• [RECORD LIST]
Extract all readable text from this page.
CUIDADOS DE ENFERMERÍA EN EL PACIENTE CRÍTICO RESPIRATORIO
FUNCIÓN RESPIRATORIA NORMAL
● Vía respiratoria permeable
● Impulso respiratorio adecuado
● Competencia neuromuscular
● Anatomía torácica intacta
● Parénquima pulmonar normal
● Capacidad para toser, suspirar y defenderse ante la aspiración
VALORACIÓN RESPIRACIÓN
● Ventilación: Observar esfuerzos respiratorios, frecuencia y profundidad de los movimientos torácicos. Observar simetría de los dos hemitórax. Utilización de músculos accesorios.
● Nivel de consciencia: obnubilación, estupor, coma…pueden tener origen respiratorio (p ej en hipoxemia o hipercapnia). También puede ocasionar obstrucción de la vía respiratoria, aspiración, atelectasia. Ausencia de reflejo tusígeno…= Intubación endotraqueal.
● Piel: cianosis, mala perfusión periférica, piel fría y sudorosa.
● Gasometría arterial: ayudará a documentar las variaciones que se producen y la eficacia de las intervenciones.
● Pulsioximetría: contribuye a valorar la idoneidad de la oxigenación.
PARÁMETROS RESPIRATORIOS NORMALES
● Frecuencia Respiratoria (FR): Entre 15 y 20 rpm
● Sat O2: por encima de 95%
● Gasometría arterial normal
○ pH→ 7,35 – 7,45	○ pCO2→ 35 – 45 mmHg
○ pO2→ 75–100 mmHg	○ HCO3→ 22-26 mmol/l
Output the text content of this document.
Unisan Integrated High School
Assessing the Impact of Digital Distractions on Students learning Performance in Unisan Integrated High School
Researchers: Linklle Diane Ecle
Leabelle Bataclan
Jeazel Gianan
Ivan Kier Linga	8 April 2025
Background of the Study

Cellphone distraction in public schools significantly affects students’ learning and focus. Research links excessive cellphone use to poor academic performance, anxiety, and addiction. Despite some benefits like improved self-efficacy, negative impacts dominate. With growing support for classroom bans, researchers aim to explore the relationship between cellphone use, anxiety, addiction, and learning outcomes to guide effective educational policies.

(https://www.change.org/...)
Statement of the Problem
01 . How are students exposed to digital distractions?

• [TASK GOAL] Show the data once more, exactly as it was written.

• [RESPONSE FOR THIS EXERCISE]
Extract all readable text from this page.
CUIDADOS DE ENFERMERÍA EN EL PACIENTE CRÍTICO RESPIRATORIO
FUNCIÓN RESPIRATORIA NORMAL
● Vía respiratoria permeable
● Impulso respiratorio adecuado
● Competencia neuromuscular
● Anatomía torácica intacta
● Parénquima pulmonar normal
● Capacidad para toser, suspirar y defenderse ante la aspiración
VALORACIÓN RESPIRACIÓN
● Ventilación: Observar esfuerzos respiratorios, frecuencia y profundidad de los movimientos torácicos. Observar simetría de los dos hemitórax. Utilización de músculos accesorios.
● Nivel de consciencia: obnubilación, estupor, coma…pueden tener origen respiratorio (p ej en hipoxemia o hipercapnia). También puede ocasionar obstrucción de la vía respiratoria, aspiración, atelectasia. Ausencia de reflejo tusígeno…= Intubación endotraqueal.
● Piel: cianosis, mala perfusión periférica, piel fría y sudorosa.
● Gasometría arterial: ayudará a documentar las variaciones que se producen y la eficacia de las intervenciones.
● Pulsioximetría: contribuye a valorar la idoneidad de la oxigenación.
PARÁMETROS RESPIRATORIOS NORMALES
● Frecuencia Respiratoria (FR): Entre 15 y 20 rpm
● Sat O2: por encima de 95%
● Gasometría arterial normal
○ pH→ 7,35 – 7,45	○ pCO2→ 35 – 45 mmHg
○ pO2→ 75–100 mmHg	○ HCO3→ 22-26 mmol/l
Output the text content of this document.
Unisan Integrated High School
Assessing the Impact of Digital Distractions on Students learning Performance in Unisan Integrated High School
Researchers: Linklle Diane Ecle
Leabelle Bataclan
Jeazel Gianan
Ivan Kier Linga	8 April 2025
Background of the Study

Cellphone distraction in public schools significantly affects students’ learning and focus. Research links excessive cellphone use to poor academic performance, anxiety, and addiction. Despite some benefits like improved self-efficacy, negative impacts dominate. With growing support for classroom bans, researchers aim to explore the relationship between cellphone use, anxiety, addiction, and learning outcomes to guide effective educational policies.

(https://www.change.org/...)
Statement of the Problem
01 . How are students exposed to digital distractions?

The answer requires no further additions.